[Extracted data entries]
────────────────────────────────────────

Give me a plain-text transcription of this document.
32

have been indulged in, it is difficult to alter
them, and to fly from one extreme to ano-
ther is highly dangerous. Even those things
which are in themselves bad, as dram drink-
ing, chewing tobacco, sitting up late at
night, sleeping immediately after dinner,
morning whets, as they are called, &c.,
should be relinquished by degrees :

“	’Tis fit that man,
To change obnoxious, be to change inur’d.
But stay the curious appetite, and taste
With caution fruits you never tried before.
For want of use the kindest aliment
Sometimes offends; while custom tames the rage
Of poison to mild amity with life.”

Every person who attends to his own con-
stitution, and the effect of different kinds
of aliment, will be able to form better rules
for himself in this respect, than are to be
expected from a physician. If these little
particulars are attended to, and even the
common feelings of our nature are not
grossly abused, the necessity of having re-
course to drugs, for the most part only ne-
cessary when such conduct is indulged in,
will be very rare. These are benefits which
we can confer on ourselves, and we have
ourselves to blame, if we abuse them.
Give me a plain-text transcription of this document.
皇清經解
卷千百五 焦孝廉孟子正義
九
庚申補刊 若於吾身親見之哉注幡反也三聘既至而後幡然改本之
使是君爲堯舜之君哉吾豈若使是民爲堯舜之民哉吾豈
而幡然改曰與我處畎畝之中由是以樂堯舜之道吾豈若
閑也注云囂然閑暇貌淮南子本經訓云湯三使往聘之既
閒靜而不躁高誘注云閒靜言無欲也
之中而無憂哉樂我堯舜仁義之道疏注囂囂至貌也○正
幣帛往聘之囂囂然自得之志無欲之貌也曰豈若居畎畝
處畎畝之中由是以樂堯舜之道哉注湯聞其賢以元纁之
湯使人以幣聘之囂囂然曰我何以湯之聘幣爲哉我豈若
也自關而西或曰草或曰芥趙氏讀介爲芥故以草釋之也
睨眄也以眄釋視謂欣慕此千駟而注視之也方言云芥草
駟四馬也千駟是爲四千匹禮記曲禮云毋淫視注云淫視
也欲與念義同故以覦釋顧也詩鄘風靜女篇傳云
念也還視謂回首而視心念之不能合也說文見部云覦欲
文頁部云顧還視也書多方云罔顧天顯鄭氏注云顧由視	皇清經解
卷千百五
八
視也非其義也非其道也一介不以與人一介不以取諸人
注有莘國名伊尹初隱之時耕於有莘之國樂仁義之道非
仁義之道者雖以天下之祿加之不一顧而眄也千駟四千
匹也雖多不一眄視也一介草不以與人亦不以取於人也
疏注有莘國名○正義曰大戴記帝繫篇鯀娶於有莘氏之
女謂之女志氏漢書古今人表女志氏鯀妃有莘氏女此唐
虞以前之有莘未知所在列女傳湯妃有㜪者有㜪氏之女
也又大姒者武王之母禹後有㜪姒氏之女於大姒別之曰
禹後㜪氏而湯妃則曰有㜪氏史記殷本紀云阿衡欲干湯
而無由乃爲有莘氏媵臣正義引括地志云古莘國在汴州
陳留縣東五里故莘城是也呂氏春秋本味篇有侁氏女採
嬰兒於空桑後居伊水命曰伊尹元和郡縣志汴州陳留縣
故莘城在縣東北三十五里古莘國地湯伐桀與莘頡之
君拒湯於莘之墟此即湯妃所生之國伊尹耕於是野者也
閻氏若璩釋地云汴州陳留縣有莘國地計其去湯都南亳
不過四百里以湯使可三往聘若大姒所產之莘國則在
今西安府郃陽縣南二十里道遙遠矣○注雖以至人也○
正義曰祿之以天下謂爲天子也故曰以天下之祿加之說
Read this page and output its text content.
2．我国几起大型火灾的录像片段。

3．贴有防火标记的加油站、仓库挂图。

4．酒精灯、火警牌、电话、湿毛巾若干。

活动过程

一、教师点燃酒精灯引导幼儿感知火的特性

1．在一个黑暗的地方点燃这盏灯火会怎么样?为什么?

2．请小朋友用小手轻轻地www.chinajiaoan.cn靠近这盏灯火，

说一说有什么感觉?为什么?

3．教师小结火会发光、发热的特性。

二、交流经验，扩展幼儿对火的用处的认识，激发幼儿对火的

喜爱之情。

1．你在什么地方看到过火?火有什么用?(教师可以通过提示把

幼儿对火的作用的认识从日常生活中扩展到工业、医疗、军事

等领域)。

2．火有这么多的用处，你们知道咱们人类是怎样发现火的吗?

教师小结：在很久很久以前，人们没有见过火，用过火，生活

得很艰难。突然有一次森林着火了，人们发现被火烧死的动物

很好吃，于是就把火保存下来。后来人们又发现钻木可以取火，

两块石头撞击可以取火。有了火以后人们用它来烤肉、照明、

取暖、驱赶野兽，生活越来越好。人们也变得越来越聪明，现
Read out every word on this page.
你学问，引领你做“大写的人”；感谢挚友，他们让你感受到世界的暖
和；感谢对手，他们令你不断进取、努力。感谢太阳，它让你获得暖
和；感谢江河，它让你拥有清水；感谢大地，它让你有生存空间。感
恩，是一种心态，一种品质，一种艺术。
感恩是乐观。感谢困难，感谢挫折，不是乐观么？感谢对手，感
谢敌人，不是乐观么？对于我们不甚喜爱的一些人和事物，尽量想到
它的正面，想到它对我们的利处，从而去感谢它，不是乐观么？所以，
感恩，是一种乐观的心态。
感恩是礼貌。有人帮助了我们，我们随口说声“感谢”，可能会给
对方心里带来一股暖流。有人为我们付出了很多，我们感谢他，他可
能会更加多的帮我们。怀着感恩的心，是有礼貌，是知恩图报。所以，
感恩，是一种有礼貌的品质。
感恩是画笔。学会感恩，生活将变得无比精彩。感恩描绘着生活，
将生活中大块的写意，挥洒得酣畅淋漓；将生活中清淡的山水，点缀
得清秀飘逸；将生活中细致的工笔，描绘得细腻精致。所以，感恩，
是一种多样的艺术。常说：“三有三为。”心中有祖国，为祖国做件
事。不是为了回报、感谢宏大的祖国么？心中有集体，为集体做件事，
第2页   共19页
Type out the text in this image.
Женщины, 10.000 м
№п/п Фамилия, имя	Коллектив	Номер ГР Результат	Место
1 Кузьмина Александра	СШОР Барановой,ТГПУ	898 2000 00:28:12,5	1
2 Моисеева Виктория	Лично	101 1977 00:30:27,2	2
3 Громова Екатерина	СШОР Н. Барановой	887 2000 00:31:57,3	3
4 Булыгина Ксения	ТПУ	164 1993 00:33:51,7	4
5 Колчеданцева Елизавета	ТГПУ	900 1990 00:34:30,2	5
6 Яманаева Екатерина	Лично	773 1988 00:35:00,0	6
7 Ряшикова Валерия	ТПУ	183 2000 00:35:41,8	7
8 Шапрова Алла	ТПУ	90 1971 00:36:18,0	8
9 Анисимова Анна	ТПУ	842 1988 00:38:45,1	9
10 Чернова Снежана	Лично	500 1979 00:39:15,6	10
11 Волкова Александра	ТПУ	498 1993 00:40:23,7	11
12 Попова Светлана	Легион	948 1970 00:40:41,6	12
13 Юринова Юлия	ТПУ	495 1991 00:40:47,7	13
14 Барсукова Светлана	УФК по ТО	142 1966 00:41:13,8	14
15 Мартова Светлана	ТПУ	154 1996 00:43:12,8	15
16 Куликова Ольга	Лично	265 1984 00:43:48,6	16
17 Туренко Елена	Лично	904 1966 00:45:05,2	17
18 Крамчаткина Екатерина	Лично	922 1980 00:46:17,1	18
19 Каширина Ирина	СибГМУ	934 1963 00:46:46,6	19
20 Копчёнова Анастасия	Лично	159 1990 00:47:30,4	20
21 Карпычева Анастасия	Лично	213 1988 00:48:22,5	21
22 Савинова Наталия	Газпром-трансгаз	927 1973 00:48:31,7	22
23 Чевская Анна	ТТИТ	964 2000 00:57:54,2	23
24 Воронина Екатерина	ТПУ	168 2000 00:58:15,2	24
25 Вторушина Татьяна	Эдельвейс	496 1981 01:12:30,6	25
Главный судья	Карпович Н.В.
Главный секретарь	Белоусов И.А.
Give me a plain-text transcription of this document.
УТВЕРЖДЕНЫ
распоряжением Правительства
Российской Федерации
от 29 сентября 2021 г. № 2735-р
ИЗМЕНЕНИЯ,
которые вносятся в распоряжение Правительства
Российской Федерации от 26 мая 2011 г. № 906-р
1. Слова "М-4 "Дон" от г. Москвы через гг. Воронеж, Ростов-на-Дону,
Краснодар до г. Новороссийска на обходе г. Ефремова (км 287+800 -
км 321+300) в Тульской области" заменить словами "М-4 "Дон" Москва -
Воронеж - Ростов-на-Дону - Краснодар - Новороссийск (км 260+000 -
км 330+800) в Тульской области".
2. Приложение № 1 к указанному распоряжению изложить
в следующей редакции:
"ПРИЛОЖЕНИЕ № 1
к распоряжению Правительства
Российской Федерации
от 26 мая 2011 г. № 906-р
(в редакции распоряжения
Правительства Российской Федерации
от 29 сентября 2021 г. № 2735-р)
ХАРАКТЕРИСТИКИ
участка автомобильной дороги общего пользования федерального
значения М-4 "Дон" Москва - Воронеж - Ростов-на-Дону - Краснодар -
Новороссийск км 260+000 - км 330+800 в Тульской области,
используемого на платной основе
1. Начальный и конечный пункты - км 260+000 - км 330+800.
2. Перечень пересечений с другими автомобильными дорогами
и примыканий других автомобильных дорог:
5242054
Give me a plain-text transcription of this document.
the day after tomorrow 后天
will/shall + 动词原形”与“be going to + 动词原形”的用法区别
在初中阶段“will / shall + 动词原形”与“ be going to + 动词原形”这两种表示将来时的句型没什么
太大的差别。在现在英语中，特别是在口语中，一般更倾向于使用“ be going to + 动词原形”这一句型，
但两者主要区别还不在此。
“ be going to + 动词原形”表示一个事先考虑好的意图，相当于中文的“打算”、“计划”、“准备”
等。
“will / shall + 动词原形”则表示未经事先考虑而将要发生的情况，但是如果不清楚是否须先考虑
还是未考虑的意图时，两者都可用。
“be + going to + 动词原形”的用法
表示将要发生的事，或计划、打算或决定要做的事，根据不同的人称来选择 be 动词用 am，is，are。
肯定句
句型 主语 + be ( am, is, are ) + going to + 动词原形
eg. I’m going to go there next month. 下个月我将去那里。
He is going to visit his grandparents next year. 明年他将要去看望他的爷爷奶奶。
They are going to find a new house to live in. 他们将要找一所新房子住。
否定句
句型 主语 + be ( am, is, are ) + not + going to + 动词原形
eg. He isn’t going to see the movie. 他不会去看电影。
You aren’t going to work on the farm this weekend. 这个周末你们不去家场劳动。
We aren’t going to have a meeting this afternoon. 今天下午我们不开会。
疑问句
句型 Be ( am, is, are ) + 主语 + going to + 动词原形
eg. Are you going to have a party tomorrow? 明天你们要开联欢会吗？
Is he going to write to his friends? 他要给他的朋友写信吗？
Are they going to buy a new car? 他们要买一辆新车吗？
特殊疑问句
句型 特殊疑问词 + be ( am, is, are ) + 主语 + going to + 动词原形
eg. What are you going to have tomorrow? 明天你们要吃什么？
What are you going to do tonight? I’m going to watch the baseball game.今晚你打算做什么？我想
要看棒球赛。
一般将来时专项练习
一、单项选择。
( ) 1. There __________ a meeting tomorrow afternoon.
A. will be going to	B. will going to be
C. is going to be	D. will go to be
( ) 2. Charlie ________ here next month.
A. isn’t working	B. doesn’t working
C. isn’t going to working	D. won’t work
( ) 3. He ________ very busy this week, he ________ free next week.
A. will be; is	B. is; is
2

────────────────────────────────────────

Find each line in the records holding the string "Екатерина" and show it.

### Problem solution
3 Громова Екатерина	СШОР Н. Барановой	887 2000 00:31:57,3	3
6 Яманаева Екатерина	Лично	773 1988 00:35:00,0	6
18 Крамчаткина Екатерина	Лично	922 1980 00:46:17,1	18
24 Воронина Екатерина	ТПУ	168 2000 00:58:15,2	24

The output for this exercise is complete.